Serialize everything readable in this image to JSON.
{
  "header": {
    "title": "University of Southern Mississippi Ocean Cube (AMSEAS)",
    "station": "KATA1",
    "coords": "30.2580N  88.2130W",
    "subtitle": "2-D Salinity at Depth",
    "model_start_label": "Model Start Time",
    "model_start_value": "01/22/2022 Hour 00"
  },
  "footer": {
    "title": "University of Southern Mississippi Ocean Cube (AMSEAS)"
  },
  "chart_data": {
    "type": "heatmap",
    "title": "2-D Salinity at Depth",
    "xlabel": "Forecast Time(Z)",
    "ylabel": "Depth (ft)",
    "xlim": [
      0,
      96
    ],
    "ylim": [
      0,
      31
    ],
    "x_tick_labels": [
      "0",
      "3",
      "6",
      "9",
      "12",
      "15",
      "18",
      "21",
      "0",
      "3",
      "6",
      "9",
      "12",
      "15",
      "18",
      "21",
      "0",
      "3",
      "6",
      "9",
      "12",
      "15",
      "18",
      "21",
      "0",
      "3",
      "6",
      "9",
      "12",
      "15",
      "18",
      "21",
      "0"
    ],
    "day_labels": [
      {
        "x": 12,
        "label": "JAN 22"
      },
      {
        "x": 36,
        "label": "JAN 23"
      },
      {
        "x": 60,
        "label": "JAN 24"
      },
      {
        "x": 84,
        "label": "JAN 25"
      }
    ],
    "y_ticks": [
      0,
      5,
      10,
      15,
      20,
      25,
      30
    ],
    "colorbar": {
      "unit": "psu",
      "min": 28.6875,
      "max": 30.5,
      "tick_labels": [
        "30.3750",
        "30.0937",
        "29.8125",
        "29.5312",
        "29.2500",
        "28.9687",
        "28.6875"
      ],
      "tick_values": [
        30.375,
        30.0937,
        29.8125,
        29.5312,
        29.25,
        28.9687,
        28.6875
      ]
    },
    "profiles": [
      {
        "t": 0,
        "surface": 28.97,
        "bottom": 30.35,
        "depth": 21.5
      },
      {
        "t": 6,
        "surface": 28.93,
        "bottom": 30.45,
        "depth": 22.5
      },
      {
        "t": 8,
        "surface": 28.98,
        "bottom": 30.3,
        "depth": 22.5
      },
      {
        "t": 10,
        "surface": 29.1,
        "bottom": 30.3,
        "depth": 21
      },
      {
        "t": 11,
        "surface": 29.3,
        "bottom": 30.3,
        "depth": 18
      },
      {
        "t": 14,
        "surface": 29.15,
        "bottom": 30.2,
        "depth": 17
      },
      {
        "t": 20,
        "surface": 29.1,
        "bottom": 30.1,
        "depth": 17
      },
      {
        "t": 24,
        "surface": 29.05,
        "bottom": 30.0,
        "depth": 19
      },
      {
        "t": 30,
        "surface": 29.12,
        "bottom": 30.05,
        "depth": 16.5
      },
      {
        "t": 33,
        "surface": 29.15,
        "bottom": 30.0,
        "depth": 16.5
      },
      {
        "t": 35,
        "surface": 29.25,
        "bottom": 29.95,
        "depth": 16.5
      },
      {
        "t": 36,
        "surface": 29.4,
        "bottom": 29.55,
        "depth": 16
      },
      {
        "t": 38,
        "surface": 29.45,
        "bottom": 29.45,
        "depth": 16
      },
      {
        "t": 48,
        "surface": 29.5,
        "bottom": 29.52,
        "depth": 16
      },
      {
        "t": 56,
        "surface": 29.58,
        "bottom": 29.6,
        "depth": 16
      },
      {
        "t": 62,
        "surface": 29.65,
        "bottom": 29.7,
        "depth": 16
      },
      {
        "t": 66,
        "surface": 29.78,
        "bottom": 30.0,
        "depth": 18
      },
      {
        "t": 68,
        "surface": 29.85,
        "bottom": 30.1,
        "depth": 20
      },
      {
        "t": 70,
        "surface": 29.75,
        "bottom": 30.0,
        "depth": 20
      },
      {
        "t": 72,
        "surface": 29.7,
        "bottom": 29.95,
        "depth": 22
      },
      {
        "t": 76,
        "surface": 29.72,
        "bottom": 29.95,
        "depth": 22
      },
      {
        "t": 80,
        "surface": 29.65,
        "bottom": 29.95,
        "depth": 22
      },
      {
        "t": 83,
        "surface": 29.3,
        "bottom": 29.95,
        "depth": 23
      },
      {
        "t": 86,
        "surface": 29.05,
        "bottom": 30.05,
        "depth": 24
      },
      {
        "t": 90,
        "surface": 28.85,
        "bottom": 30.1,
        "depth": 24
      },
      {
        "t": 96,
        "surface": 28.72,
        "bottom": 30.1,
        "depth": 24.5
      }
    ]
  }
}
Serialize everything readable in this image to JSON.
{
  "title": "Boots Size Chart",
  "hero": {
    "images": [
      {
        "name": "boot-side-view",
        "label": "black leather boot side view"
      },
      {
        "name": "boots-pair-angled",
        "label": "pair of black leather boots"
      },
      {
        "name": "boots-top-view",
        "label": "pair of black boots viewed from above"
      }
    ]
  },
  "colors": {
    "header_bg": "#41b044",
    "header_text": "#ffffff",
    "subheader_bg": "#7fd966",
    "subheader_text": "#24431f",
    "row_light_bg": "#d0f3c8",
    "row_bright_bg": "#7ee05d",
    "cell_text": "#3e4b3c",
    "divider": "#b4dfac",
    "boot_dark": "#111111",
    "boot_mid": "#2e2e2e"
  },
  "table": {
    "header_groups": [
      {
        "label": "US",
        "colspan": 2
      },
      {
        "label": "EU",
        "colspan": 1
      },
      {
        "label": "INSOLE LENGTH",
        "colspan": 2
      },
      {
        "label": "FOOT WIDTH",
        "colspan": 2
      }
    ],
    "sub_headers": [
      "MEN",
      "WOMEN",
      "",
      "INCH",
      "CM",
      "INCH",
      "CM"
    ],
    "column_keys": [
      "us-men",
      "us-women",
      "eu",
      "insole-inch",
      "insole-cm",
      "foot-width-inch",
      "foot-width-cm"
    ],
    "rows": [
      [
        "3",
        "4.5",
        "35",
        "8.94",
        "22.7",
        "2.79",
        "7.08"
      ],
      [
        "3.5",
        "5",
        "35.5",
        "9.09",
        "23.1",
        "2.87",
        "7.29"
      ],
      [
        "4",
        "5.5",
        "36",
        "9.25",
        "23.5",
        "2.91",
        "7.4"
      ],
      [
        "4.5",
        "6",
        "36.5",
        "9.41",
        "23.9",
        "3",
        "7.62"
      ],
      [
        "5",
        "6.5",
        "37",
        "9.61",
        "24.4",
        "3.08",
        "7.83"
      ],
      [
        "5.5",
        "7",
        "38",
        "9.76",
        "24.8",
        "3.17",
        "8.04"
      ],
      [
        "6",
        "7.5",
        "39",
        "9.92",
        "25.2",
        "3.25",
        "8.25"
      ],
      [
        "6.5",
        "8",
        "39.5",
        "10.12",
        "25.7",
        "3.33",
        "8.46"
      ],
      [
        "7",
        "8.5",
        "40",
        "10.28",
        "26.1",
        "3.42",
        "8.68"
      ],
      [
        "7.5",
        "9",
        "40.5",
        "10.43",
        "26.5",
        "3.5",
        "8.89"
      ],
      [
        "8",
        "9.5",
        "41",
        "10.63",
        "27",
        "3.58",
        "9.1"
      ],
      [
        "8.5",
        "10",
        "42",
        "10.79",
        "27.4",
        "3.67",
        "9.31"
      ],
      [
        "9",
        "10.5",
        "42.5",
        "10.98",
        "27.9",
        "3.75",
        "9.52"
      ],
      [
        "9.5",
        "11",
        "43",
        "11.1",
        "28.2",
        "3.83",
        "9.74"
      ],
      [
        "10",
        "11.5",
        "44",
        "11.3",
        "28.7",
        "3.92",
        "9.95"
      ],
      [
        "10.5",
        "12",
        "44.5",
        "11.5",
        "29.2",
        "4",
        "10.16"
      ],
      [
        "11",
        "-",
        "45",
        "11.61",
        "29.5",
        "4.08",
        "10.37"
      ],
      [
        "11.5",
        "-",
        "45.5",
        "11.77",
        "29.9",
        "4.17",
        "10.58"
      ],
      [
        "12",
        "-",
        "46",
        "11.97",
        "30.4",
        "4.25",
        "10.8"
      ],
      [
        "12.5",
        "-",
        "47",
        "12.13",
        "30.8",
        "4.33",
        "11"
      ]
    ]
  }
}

> Exercise aim: Above are lines of data; state how many of them contain the word "Salinity", with no other output.

> Final result: 2